— START —
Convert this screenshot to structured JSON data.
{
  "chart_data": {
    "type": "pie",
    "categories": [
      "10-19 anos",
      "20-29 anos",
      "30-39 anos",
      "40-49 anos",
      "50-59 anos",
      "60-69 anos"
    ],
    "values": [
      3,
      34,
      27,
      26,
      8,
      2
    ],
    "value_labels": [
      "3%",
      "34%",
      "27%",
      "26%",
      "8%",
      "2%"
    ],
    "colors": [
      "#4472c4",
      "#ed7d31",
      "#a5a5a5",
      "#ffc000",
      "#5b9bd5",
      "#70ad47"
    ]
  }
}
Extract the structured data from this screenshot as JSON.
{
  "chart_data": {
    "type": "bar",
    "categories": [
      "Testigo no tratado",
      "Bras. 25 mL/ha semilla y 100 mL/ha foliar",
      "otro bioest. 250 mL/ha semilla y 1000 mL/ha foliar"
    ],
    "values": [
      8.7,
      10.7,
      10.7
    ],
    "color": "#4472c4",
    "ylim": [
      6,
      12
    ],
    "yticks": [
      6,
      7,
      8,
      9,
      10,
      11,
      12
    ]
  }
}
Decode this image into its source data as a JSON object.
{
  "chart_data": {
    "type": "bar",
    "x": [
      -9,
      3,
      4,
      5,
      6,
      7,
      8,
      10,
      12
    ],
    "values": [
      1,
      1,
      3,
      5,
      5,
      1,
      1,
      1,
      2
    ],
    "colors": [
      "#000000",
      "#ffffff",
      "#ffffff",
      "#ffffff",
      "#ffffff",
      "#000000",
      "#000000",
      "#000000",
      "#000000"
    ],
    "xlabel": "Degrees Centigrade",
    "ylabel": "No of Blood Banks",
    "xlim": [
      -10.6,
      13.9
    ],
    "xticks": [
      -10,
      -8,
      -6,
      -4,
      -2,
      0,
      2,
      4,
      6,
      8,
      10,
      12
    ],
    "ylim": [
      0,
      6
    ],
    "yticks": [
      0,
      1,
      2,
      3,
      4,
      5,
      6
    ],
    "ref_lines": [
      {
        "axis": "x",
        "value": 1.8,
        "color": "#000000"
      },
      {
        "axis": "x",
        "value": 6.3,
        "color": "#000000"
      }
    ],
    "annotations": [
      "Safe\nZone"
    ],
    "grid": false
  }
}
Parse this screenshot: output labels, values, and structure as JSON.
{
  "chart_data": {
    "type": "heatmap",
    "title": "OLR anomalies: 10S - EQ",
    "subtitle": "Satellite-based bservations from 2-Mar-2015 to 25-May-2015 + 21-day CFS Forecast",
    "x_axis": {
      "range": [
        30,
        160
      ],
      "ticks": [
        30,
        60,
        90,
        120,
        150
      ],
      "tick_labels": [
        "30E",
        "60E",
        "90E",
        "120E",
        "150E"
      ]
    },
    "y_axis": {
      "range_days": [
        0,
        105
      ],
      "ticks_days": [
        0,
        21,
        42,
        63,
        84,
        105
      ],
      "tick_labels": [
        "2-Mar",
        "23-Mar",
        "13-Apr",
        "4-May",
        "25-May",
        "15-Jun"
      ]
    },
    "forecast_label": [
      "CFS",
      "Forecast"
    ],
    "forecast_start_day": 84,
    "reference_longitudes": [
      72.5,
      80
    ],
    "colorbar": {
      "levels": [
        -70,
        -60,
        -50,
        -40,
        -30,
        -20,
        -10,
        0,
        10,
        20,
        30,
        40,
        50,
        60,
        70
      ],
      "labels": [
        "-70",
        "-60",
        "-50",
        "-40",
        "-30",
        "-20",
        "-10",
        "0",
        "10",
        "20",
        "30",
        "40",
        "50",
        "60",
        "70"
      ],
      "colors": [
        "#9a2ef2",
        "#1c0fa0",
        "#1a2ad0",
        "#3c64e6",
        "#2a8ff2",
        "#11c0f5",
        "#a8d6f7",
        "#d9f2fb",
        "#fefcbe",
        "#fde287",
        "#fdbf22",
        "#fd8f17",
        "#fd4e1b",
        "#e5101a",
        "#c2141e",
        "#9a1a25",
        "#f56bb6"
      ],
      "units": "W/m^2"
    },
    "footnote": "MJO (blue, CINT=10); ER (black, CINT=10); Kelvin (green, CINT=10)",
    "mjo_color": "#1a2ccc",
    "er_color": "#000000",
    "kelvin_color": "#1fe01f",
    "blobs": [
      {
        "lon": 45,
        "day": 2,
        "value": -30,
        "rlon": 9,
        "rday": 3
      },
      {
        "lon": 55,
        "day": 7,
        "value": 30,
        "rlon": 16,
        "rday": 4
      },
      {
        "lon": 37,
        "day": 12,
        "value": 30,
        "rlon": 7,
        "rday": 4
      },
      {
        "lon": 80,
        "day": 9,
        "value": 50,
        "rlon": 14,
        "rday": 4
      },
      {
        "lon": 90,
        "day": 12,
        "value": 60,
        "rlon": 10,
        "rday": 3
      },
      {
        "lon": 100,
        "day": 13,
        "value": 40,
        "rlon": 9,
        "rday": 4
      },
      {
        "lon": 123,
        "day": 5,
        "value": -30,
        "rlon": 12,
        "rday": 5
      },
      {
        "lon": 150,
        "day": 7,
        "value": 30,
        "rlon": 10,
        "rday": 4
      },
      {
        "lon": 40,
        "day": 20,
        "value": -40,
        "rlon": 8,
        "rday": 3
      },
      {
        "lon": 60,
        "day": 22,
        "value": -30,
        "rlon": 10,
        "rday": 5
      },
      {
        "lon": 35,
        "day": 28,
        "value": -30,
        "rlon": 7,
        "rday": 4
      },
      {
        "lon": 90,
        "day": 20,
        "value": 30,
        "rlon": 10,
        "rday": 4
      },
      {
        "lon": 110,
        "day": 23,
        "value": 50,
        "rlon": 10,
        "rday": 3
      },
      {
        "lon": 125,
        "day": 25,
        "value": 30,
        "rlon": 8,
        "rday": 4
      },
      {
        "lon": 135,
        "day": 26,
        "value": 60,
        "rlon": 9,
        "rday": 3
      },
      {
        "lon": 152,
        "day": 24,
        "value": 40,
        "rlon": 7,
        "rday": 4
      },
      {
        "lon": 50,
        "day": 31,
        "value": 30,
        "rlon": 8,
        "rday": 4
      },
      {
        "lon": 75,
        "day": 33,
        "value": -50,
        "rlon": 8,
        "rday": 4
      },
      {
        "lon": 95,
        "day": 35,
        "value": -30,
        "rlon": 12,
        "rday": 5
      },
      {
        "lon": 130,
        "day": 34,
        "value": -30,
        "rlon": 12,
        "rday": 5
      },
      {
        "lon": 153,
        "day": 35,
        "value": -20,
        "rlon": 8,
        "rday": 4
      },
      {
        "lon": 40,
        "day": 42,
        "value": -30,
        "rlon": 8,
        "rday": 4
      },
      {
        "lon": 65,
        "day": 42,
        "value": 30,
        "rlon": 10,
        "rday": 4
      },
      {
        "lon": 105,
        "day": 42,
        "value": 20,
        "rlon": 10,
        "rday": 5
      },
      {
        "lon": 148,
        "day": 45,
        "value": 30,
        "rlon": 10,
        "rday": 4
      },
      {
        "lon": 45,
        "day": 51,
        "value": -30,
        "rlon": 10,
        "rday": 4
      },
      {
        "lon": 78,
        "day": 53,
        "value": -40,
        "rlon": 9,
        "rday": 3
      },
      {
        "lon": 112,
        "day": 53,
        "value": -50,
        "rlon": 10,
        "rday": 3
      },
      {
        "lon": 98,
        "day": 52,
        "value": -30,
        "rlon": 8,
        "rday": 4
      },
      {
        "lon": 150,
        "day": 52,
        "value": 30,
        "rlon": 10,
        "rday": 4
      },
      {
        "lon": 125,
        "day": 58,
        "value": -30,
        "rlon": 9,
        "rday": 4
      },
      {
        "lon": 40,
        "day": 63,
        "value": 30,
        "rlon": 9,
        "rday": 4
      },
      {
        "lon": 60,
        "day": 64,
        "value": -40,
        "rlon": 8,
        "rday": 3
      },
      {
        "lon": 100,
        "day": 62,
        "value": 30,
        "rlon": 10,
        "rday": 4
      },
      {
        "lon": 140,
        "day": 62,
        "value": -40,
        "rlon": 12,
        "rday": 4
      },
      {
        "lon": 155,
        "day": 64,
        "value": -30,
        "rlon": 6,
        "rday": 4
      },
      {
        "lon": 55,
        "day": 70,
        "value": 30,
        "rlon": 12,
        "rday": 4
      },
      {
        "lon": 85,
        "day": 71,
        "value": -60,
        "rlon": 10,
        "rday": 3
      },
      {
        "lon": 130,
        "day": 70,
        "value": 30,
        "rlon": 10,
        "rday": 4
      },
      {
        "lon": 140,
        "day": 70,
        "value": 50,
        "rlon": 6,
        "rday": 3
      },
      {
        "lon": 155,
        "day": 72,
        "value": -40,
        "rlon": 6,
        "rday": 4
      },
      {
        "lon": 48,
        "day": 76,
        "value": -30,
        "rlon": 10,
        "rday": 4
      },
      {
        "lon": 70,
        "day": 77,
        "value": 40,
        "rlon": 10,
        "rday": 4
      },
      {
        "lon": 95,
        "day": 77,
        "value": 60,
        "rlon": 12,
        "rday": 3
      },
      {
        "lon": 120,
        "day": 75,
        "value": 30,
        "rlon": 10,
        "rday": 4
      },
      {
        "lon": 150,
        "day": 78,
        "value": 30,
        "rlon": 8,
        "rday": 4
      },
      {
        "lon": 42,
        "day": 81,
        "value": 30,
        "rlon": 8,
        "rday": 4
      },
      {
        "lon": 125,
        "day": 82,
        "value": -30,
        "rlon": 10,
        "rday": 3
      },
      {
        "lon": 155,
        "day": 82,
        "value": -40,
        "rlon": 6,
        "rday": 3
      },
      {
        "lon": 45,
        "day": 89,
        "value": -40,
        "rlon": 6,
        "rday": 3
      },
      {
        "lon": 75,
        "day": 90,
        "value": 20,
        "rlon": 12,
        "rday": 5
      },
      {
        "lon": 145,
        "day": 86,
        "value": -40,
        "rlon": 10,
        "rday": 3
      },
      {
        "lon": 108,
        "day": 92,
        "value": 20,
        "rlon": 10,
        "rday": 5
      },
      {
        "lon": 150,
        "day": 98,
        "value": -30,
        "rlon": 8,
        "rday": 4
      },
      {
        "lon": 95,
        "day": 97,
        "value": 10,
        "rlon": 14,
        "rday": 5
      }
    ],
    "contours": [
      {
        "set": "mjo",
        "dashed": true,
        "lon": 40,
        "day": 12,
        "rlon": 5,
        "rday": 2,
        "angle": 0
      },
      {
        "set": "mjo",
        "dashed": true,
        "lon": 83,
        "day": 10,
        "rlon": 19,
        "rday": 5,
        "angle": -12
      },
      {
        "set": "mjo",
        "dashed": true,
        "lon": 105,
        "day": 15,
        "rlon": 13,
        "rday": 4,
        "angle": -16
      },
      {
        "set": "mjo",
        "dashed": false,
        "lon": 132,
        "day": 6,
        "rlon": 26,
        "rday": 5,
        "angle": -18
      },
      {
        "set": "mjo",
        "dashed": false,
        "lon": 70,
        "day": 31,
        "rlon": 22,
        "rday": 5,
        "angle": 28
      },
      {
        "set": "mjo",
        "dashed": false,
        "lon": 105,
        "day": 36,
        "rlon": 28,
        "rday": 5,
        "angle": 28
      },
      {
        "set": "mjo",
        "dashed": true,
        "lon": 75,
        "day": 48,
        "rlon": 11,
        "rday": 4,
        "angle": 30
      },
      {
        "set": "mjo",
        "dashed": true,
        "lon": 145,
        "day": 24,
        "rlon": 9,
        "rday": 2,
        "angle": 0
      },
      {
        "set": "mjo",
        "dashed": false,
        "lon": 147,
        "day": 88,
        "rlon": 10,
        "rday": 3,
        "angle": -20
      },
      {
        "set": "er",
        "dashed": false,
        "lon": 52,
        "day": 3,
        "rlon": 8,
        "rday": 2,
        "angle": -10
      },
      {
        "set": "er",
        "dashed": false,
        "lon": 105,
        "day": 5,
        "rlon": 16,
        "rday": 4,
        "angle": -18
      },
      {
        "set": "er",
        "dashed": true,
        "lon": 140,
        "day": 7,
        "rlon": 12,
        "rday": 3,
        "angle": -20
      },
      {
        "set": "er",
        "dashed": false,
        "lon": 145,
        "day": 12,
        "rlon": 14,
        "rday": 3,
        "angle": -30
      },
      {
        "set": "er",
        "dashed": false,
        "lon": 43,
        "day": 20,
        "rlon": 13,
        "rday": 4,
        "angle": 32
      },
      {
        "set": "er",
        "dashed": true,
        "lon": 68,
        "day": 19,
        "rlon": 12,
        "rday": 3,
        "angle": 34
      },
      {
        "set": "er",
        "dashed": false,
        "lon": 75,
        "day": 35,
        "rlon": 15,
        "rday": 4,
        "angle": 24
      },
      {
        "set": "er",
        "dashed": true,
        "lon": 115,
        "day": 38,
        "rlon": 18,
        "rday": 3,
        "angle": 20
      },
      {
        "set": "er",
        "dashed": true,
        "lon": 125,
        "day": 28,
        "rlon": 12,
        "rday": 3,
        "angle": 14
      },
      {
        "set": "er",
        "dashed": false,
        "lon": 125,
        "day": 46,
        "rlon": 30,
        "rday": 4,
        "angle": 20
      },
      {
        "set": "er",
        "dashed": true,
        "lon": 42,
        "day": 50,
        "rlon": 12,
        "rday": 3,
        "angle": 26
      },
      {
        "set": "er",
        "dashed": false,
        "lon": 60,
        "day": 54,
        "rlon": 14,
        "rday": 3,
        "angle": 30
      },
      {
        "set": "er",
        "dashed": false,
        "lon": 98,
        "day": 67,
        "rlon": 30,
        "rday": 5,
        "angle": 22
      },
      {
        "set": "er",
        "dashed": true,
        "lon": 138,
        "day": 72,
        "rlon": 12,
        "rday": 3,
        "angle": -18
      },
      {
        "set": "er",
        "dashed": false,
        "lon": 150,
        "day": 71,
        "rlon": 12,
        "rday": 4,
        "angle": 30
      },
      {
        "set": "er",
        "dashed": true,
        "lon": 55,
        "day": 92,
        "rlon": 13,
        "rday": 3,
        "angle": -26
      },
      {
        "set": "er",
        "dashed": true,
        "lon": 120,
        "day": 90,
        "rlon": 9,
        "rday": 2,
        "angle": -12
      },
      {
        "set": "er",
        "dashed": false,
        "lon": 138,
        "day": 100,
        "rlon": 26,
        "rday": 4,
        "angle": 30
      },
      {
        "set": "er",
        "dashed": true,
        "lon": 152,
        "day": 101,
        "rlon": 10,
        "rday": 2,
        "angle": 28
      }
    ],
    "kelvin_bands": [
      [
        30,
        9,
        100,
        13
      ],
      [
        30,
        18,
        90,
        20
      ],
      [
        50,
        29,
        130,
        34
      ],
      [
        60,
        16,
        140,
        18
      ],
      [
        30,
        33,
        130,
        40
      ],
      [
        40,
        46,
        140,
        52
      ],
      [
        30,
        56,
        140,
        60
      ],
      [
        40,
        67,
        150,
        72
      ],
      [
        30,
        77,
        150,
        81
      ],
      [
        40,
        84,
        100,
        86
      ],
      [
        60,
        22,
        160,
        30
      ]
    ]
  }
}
— END —
### Work required
Look through the entries above; copy each line where the string "from" appears.

### Full output
Extract the structured data from this screenshot as JSON.
    "subtitle": "Satellite-based bservations from 2-Mar-2015 to 25-May-2015 + 21-day CFS Forecast",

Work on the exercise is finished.